═════ DATA ═════

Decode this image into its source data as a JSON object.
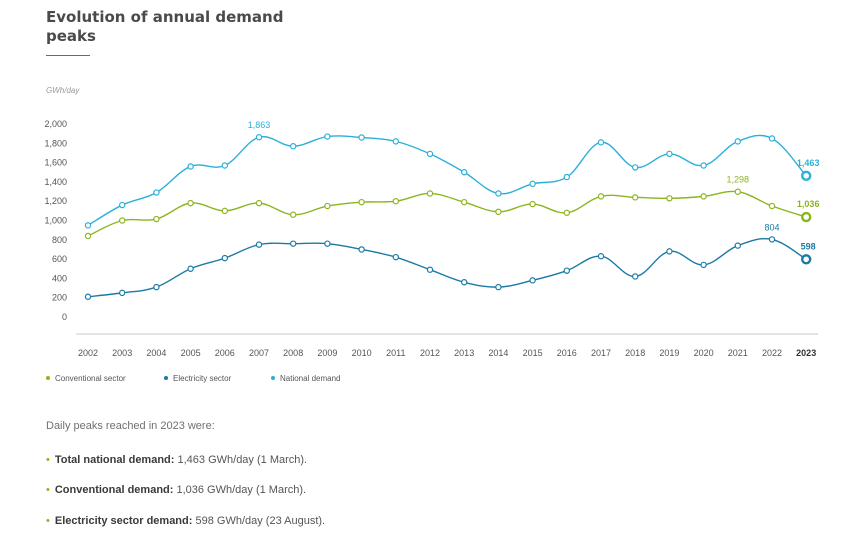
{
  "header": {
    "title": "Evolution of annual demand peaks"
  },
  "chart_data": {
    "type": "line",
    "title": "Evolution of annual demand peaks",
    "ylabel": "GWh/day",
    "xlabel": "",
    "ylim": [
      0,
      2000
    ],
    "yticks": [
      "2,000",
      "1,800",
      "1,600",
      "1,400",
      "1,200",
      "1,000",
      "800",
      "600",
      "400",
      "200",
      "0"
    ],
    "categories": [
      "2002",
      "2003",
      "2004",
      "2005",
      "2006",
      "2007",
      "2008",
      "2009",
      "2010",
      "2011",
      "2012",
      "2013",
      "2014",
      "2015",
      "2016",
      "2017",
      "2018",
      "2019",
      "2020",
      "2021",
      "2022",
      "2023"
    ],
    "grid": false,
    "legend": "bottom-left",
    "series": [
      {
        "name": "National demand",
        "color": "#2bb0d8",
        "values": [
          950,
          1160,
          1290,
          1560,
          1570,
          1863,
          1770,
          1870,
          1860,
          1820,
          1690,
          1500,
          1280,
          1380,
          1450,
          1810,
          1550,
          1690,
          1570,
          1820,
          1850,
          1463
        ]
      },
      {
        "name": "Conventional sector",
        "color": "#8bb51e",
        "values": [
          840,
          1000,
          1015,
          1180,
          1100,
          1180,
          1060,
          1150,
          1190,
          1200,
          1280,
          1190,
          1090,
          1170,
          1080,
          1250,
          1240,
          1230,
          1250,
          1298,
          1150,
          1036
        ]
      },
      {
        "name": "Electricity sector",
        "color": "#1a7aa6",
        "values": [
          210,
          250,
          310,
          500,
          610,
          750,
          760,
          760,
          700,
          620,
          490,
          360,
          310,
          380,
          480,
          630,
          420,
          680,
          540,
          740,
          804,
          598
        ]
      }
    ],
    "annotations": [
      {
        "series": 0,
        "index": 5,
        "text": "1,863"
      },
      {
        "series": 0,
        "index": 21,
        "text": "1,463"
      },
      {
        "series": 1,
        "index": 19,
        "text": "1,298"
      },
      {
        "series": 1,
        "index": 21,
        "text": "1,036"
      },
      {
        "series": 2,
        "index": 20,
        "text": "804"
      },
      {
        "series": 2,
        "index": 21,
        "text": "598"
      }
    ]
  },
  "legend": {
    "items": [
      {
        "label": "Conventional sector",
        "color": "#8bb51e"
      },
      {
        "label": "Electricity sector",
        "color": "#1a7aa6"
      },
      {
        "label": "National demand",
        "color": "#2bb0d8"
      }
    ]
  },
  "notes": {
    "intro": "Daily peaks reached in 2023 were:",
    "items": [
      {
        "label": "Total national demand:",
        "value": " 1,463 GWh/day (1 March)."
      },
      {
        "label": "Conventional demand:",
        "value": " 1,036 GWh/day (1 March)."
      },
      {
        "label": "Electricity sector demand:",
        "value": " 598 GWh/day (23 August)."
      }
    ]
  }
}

═════

● **JOB**:
Write the entries above out in full, exactly, with no images.

● **IN RESPONSE**:
Decode this image into its source data as a JSON object.
{
  "header": {
    "title": "Evolution of annual demand peaks"
  },
  "chart_data": {
    "type": "line",
    "title": "Evolution of annual demand peaks",
    "ylabel": "GWh/day",
    "xlabel": "",
    "ylim": [
      0,
      2000
    ],
    "yticks": [
      "2,000",
      "1,800",
      "1,600",
      "1,400",
      "1,200",
      "1,000",
      "800",
      "600",
      "400",
      "200",
      "0"
    ],
    "categories": [
      "2002",
      "2003",
      "2004",
      "2005",
      "2006",
      "2007",
      "2008",
      "2009",
      "2010",
      "2011",
      "2012",
      "2013",
      "2014",
      "2015",
      "2016",
      "2017",
      "2018",
      "2019",
      "2020",
      "2021",
      "2022",
      "2023"
    ],
    "grid": false,
    "legend": "bottom-left",
    "series": [
      {
        "name": "National demand",
        "color": "#2bb0d8",
        "values": [
          950,
          1160,
          1290,
          1560,
          1570,
          1863,
          1770,
          1870,
          1860,
          1820,
          1690,
          1500,
          1280,
          1380,
          1450,
          1810,
          1550,
          1690,
          1570,
          1820,
          1850,
          1463
        ]
      },
      {
        "name": "Conventional sector",
        "color": "#8bb51e",
        "values": [
          840,
          1000,
          1015,
          1180,
          1100,
          1180,
          1060,
          1150,
          1190,
          1200,
          1280,
          1190,
          1090,
          1170,
          1080,
          1250,
          1240,
          1230,
          1250,
          1298,
          1150,
          1036
        ]
      },
      {
        "name": "Electricity sector",
        "color": "#1a7aa6",
        "values": [
          210,
          250,
          310,
          500,
          610,
          750,
          760,
          760,
          700,
          620,
          490,
          360,
          310,
          380,
          480,
          630,
          420,
          680,
          540,
          740,
          804,
          598
        ]
      }
    ],
    "annotations": [
      {
        "series": 0,
        "index": 5,
        "text": "1,863"
      },
      {
        "series": 0,
        "index": 21,
        "text": "1,463"
      },
      {
        "series": 1,
        "index": 19,
        "text": "1,298"
      },
      {
        "series": 1,
        "index": 21,
        "text": "1,036"
      },
      {
        "series": 2,
        "index": 20,
        "text": "804"
      },
      {
        "series": 2,
        "index": 21,
        "text": "598"
      }
    ]
  },
  "legend": {
    "items": [
      {
        "label": "Conventional sector",
        "color": "#8bb51e"
      },
      {
        "label": "Electricity sector",
        "color": "#1a7aa6"
      },
      {
        "label": "National demand",
        "color": "#2bb0d8"
      }
    ]
  },
  "notes": {
    "intro": "Daily peaks reached in 2023 were:",
    "items": [
      {
        "label": "Total national demand:",
        "value": " 1,463 GWh/day (1 March)."
      },
      {
        "label": "Conventional demand:",
        "value": " 1,036 GWh/day (1 March)."
      },
      {
        "label": "Electricity sector demand:",
        "value": " 598 GWh/day (23 August)."
      }
    ]
  }
}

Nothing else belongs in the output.